Work to be completed: Do any lines in the data below contain "Fúnebres"? If so, copy every one of them.

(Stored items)
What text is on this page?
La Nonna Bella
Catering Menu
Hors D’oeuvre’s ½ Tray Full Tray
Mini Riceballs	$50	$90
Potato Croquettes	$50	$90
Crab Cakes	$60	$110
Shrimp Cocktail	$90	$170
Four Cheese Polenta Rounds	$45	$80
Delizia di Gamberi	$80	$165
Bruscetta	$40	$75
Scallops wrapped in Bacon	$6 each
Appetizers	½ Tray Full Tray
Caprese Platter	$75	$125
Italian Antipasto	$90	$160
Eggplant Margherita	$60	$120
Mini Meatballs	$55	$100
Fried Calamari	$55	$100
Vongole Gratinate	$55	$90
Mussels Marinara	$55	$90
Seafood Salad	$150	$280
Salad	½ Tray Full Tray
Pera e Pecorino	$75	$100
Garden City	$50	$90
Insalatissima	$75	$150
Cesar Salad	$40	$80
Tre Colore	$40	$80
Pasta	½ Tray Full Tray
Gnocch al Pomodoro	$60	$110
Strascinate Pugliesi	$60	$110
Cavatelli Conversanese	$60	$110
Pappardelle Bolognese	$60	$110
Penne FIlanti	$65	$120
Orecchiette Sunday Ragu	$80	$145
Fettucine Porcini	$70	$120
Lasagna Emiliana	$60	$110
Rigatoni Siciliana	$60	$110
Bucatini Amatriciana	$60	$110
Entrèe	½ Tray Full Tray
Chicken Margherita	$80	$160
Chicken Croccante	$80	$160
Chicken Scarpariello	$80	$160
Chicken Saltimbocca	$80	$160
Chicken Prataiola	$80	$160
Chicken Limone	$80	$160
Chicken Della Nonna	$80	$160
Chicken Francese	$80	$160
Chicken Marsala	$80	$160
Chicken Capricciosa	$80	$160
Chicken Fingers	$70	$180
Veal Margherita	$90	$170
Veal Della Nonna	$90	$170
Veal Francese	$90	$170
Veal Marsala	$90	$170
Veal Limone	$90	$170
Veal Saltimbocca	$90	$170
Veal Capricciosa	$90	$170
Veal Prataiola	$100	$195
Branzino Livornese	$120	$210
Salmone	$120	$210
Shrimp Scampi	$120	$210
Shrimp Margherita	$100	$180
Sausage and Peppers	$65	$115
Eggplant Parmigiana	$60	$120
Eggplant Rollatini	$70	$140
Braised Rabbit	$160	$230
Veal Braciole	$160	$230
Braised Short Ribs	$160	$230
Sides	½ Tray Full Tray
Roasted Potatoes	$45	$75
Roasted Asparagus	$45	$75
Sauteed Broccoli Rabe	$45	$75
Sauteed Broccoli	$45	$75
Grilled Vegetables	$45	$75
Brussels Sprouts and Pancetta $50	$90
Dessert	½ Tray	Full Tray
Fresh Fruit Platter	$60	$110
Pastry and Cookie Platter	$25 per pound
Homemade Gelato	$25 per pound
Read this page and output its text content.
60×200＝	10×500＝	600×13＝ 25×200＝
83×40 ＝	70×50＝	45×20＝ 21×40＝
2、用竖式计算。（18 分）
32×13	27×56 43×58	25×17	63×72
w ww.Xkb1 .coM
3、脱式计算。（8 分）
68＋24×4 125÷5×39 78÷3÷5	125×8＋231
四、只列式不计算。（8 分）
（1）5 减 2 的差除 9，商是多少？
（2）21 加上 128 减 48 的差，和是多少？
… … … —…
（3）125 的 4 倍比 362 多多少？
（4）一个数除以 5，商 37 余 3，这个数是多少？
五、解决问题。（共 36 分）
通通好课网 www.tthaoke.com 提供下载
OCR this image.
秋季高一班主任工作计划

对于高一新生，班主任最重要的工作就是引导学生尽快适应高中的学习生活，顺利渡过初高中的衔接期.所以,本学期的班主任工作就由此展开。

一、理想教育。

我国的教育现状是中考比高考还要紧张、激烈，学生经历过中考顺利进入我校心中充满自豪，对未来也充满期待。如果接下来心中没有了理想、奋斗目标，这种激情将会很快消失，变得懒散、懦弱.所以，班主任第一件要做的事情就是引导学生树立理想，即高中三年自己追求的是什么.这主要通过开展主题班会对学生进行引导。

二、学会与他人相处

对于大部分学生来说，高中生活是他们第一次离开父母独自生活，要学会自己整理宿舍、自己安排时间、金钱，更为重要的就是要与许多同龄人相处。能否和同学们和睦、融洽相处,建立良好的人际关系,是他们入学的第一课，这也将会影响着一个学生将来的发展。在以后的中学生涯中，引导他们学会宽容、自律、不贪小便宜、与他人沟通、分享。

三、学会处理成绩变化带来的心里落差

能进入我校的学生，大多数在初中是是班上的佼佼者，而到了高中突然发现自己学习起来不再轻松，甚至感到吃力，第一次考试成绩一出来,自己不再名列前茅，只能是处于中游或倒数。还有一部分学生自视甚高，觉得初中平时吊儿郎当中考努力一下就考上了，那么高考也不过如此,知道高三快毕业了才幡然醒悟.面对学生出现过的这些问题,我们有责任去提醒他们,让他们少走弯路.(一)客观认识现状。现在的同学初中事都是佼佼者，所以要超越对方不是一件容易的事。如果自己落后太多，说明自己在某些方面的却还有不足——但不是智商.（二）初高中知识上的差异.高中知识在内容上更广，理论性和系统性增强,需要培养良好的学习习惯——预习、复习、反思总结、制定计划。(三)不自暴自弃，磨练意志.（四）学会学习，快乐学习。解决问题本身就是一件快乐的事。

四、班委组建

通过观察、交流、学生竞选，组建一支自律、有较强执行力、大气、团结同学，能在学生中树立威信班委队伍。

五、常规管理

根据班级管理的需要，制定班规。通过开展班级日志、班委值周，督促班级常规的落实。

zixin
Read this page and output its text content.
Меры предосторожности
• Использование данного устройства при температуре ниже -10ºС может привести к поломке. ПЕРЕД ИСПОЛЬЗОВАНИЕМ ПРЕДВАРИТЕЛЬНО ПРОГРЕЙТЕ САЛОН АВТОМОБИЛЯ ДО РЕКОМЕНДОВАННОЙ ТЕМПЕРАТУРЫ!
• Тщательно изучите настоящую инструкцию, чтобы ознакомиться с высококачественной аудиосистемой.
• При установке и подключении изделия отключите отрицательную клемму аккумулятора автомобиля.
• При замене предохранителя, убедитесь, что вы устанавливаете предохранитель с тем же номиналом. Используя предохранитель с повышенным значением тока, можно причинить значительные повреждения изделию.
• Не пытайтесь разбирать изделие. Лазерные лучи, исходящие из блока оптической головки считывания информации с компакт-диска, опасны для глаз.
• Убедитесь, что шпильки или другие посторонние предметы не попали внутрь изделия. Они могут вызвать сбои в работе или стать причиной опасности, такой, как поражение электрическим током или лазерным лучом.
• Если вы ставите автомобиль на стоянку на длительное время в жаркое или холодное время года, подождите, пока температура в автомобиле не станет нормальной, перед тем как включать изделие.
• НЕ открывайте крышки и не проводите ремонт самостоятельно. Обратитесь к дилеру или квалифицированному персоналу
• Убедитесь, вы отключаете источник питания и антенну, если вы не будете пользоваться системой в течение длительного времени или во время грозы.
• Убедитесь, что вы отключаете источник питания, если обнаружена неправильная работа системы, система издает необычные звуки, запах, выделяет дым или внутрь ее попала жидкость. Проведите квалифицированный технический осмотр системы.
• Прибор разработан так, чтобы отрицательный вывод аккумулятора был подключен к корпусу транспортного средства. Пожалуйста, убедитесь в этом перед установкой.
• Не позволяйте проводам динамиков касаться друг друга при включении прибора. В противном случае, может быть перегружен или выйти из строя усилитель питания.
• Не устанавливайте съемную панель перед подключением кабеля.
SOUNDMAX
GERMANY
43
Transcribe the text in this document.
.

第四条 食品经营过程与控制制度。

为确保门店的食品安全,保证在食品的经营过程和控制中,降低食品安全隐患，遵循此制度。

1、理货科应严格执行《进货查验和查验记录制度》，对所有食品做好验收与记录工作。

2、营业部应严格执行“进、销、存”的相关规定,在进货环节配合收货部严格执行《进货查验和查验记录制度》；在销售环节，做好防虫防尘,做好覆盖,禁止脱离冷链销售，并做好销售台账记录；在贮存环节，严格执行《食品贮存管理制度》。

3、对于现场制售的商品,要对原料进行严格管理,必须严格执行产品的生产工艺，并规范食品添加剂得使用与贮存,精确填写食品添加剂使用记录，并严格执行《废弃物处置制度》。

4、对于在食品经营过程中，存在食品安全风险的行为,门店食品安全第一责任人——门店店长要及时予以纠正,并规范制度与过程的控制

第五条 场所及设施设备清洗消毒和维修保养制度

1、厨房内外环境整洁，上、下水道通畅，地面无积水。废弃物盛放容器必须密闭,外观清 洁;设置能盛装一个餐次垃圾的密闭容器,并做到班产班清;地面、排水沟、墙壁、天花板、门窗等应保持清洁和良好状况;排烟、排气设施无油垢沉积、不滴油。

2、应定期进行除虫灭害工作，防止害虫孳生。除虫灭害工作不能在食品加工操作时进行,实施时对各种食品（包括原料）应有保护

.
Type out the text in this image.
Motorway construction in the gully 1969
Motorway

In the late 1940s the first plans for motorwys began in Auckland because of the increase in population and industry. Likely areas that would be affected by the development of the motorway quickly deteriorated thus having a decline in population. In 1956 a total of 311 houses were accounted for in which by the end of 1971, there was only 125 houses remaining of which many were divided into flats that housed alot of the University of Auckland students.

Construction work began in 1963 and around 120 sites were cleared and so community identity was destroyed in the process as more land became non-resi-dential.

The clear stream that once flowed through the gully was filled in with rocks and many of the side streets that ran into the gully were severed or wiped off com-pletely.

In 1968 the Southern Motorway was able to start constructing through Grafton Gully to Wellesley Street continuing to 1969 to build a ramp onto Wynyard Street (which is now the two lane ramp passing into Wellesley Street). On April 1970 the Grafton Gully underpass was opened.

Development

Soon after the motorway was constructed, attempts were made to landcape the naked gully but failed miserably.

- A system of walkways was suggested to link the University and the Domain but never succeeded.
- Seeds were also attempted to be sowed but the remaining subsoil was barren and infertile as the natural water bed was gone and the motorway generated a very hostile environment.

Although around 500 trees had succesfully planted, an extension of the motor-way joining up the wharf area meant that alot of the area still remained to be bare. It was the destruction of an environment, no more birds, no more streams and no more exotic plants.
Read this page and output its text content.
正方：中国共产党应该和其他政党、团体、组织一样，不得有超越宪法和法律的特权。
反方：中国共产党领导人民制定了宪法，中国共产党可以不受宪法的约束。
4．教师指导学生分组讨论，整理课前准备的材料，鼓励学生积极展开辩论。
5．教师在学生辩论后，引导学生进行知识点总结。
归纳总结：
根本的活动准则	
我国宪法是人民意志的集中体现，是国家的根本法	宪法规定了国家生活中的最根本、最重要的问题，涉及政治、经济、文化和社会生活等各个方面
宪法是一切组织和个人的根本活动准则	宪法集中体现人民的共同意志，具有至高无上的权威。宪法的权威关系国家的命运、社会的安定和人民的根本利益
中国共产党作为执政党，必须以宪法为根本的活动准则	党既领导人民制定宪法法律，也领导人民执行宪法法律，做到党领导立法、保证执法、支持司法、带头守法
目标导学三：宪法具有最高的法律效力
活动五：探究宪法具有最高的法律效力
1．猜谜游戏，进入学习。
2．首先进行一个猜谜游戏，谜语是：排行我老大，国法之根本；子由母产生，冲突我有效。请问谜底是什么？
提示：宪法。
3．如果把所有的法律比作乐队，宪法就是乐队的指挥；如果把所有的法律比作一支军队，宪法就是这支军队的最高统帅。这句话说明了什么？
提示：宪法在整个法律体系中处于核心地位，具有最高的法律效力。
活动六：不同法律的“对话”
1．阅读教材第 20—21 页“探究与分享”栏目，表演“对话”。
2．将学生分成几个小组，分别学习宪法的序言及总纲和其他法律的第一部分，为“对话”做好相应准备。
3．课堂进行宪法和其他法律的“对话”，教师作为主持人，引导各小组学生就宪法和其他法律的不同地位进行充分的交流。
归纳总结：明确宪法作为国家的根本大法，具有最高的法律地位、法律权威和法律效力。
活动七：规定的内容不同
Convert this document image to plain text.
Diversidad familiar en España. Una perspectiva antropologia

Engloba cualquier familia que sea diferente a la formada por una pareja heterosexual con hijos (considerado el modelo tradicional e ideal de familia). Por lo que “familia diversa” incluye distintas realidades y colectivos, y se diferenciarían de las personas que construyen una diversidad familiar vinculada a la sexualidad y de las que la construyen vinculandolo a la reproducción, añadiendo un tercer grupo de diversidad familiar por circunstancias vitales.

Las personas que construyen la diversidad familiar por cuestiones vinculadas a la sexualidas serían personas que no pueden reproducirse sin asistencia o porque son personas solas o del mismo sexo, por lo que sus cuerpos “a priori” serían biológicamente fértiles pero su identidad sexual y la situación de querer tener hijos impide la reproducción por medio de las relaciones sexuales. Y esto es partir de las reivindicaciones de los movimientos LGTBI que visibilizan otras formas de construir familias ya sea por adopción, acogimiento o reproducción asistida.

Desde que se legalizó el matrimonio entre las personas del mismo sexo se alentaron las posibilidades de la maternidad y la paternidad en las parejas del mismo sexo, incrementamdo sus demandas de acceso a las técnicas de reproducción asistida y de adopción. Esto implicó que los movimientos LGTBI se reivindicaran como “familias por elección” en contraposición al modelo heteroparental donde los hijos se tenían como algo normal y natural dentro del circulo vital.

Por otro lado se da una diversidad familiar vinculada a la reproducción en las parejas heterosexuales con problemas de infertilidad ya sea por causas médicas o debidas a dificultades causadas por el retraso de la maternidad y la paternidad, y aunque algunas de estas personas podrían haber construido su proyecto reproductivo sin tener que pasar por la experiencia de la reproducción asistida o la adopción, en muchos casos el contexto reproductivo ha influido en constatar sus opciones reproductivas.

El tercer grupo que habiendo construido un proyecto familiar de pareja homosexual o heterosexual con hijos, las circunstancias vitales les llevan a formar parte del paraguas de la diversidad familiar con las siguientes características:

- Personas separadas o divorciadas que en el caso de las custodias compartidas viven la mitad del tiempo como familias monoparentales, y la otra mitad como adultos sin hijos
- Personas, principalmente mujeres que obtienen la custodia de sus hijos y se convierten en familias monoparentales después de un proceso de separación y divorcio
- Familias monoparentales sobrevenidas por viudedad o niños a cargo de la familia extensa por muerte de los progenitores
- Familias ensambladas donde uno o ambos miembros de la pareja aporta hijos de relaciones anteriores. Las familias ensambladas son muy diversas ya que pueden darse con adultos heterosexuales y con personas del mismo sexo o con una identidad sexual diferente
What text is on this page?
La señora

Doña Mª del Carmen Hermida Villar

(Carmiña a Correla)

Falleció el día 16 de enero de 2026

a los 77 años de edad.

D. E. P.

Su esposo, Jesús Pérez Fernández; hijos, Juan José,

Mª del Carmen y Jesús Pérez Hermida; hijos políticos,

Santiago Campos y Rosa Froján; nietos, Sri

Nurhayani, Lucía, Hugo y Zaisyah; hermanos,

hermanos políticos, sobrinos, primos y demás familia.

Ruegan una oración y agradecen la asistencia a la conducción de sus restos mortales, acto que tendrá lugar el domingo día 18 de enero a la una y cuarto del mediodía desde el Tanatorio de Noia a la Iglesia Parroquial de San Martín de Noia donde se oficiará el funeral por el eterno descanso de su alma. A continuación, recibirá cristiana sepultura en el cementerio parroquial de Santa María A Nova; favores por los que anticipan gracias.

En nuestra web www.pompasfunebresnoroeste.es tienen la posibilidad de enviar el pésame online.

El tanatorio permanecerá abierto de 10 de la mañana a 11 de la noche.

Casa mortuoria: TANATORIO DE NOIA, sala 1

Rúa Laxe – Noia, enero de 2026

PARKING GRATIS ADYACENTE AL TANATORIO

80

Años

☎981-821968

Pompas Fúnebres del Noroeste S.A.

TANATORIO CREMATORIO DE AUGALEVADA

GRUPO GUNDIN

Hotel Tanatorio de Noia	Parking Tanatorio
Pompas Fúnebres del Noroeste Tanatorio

Result of this exercise:
Pompas Fúnebres del Noroeste S.A.
Pompas Fúnebres del Noroeste Tanatorio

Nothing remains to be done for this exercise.